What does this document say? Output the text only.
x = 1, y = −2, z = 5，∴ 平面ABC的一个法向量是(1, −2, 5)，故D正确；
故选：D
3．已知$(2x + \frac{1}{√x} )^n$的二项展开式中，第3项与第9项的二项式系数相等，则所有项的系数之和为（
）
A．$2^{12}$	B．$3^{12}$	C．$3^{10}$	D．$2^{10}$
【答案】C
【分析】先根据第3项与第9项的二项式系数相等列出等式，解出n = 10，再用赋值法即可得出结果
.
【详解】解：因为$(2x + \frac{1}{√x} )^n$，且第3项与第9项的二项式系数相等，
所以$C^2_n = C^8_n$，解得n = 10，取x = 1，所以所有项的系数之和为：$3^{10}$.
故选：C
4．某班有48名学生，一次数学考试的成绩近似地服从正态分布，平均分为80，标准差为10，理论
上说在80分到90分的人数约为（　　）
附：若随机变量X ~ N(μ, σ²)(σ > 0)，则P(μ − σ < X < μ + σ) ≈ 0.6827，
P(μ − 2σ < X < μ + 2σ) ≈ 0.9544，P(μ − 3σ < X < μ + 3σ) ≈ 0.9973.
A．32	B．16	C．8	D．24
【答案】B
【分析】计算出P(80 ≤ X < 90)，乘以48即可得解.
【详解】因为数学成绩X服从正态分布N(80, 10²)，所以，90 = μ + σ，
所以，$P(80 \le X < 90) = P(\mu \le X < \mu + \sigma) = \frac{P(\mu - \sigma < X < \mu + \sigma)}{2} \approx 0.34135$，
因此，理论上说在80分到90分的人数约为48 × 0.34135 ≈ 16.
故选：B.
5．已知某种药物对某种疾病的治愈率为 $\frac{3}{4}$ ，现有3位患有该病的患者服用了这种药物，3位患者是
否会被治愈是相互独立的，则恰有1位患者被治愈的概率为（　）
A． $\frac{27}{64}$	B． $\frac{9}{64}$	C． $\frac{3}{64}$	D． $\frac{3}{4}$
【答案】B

## STATED GOAL
Copy every line exactly. Leave nothing out.

## EXERCISE RESULT
What does this document say? Output the text only.
x = 1, y = −2, z = 5，∴ 平面ABC的一个法向量是(1, −2, 5)，故D正确；
故选：D
3．已知$(2x + \frac{1}{√x} )^n$的二项展开式中，第3项与第9项的二项式系数相等，则所有项的系数之和为（
）
A．$2^{12}$	B．$3^{12}$	C．$3^{10}$	D．$2^{10}$
【答案】C
【分析】先根据第3项与第9项的二项式系数相等列出等式，解出n = 10，再用赋值法即可得出结果
.
【详解】解：因为$(2x + \frac{1}{√x} )^n$，且第3项与第9项的二项式系数相等，
所以$C^2_n = C^8_n$，解得n = 10，取x = 1，所以所有项的系数之和为：$3^{10}$.
故选：C
4．某班有48名学生，一次数学考试的成绩近似地服从正态分布，平均分为80，标准差为10，理论
上说在80分到90分的人数约为（　　）
附：若随机变量X ~ N(μ, σ²)(σ > 0)，则P(μ − σ < X < μ + σ) ≈ 0.6827，
P(μ − 2σ < X < μ + 2σ) ≈ 0.9544，P(μ − 3σ < X < μ + 3σ) ≈ 0.9973.
A．32	B．16	C．8	D．24
【答案】B
【分析】计算出P(80 ≤ X < 90)，乘以48即可得解.
【详解】因为数学成绩X服从正态分布N(80, 10²)，所以，90 = μ + σ，
所以，$P(80 \le X < 90) = P(\mu \le X < \mu + \sigma) = \frac{P(\mu - \sigma < X < \mu + \sigma)}{2} \approx 0.34135$，
因此，理论上说在80分到90分的人数约为48 × 0.34135 ≈ 16.
故选：B.
5．已知某种药物对某种疾病的治愈率为 $\frac{3}{4}$ ，现有3位患有该病的患者服用了这种药物，3位患者是
否会被治愈是相互独立的，则恰有1位患者被治愈的概率为（　）
A． $\frac{27}{64}$	B． $\frac{9}{64}$	C． $\frac{3}{64}$	D． $\frac{3}{4}$
【答案】B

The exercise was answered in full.